◆ **DOCUMENT TEXT**
========================
Over sixty years volunteering medicare

Just mention ‘Dr. MKS’ in and around busy T’Nagar, and anybody will direct you to this very popular doctor’s home in one of its quiet residential neighbourhoods, nondescript Moosa Street. Not surprising at all! His yeoman service to patients across all cross-sections has been available in the area for over sixty years now!

When people ask, “At this age, how is it you can still operate without your hands shaking?” he answers, “Certain aspects of age seem not to affect me… maybe because of the charity I do. And I certainly don’t feel 90! Maybe others too feel reluctant to say I am?” he muses, with a characteristic twinkle in his eye.

“My association with government hospitals and public service is like my life breath! I was born in a government hospital in Guntur, worked as a student and P.G. in another government hospital, and continued as honorary surgeon in one more!” says this former student of Stanley Medical College, whose internship there was followed by stints at the Government Royapettah Hospital, his ‘parent’, as honorary surgeon. “I could complete my medical studies only with financial help from a relative, and across all the years of my practice I have ensured that my service should reach the common man who cannot afford to pay much for treatment”, he says.

“In my younger days, working 18 hours a day was the norm, beginning at 4 am, and ending by midnight. Now, I have the prerogative of waking up by 6 am and taking a two hour nap in the afternoon! There is a wonderful attraction to hospital work that keeps me going. The day I do not connect with a hospital atmosphere, I feel very restless!

“After my morning routines and light breakfast, I see patients till 2 pm. 3 pm to 5 pm is rest time, then 6 pm to 9 pm I am in my clinic. ‘Normal food’ is what I enjoy, but always less food and more vegetables! And I usually only think of food when there is no work.” Only natural that he has no hypertension and no diabetes, because ‘Service before Self’ is a motto that spurs him on!

As someone who started practising medicine when Penicillin was the only available antibiotic, he believes in constant learning, every day and every moment. “I take care to see that I keep abreast with scientific advancement. When I was a student, we depended heavily on physical examination of the patient and asked a lot of questions before a diagnosis. In my practice today too, I focus on being a ‘generalist’ first, and then only a specialist. The ‘referral syndrome’ is too common these days,” he feels.
========================
[Data records]
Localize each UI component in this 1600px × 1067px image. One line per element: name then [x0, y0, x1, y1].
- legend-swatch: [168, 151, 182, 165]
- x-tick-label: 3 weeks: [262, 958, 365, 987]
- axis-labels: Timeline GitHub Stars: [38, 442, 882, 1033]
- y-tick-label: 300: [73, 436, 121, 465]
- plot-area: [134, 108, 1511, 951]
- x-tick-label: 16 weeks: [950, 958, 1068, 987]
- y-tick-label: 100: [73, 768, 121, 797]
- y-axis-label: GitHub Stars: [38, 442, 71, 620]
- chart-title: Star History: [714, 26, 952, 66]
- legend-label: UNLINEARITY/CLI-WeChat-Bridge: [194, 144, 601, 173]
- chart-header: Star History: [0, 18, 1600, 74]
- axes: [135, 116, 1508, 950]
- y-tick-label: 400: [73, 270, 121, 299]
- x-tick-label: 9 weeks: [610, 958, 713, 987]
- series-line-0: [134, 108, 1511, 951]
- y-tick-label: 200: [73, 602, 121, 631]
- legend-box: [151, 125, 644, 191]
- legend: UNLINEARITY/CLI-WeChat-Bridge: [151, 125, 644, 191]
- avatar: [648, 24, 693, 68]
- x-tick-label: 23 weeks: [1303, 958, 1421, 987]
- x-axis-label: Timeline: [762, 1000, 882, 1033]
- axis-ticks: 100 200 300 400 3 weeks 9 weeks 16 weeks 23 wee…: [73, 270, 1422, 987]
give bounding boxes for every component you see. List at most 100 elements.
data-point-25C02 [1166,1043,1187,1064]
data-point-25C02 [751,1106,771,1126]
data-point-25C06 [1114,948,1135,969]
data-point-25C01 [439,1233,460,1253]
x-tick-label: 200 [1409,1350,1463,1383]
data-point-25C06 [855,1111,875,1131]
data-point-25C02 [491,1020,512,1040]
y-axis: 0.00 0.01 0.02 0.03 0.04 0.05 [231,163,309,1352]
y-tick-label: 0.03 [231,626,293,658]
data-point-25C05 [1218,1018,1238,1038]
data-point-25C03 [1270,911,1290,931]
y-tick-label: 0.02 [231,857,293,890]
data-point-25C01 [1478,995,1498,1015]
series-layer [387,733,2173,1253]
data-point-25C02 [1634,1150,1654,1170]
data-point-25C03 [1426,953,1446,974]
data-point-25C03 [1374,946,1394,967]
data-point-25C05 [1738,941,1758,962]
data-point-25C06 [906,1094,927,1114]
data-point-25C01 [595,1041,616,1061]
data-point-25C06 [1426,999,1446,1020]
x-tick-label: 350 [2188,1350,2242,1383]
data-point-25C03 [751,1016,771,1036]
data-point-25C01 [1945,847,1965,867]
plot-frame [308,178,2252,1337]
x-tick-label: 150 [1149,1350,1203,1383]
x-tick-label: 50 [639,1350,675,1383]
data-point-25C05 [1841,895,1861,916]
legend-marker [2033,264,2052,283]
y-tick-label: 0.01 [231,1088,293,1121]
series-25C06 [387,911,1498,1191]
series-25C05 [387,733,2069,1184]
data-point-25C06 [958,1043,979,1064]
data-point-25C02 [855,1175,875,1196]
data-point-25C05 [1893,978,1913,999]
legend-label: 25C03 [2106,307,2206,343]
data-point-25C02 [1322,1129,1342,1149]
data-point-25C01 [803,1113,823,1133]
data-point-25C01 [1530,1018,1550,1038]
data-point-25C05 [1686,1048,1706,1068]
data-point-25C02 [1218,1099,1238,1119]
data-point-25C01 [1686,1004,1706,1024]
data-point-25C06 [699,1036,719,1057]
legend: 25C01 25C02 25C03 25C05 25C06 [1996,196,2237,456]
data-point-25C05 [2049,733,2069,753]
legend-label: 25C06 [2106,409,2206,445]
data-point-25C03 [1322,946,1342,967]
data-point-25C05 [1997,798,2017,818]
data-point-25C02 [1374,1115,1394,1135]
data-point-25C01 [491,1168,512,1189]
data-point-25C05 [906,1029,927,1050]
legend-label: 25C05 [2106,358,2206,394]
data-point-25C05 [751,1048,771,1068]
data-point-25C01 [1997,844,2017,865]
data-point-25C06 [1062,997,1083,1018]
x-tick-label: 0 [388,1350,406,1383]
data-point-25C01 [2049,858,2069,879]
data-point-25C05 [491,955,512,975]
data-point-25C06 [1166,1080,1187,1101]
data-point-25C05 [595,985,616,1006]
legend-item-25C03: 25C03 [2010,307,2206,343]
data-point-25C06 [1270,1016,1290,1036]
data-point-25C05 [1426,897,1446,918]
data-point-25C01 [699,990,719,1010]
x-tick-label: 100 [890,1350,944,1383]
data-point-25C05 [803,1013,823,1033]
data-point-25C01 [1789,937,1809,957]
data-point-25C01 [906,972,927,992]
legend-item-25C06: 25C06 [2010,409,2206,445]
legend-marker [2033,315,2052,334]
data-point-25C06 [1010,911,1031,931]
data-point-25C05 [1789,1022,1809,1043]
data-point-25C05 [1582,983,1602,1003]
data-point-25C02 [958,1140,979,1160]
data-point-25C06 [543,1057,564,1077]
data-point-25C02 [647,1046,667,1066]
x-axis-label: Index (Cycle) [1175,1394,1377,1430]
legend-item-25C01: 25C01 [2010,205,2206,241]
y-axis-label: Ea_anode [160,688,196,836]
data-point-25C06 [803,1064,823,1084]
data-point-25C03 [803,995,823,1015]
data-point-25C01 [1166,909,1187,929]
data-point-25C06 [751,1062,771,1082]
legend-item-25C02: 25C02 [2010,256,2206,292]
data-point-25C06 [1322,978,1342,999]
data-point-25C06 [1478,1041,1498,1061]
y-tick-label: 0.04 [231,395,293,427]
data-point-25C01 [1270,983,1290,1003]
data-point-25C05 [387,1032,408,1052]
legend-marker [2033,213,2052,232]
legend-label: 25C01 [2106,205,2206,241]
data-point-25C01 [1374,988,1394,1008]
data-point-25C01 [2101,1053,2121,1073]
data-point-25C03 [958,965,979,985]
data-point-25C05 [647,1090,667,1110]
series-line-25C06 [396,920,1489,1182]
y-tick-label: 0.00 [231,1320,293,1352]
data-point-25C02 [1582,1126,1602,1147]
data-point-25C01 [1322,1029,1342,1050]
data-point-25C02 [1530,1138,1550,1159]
========================
◆ **PROBLEMS AND TASKS**
1) According to the article about Dr. MKS, which medical college did he attend as a student?
2) Carry the article about Dr. MKS forward from its final sentence.
The entries are not needed for this work.

◆ **ANSWERS IN ORDER**
1) Stanley Medical College.

2)
“Involvement and Dedication are the best foundations. I often remember a nurse at the Public Health Centre who would personally sweep away cobwebs on the roof because she wanted her ward to be clean! I too follow this principle… there can be no work that is infra dig, if you want to be really involved and sincere.” When Dr. MKS operates on a patient, he has never had qualms about simpler activities like dressing wounds! Among the very few who was closely associated with West Mambalam’s Public Health Centre’s founder, the late Mr. M.C. Subrahmanyam, he has never charged any fees for his services, including surgeries, and returns all funds that come in through him back to the Centre! He has also tutored many eminent juniors.

Regularly invited to talks on medical concepts and subjects, he reiterates to younger colleagues, “Do your duty for duty’s sake and the money will come, surely.

“When I started out, gruelling hours meant even my children needed to take a token to meet me. Routines are lighter now. But even today, even if I am indisposed, I don’t like to turn away a patient. Work never kills a man,” he laughs.

A patron of the Chakra Vinayagar Temple in the neighbourhood, he conducts all festivals and meetings at his own cost. “I enjoy reading (and re-reading!) literature of different religions, and regularly conduct religious discourses on a variety of subjects at various forums. I see great similarities between the tenets of Islam and the Bhagavad Gita.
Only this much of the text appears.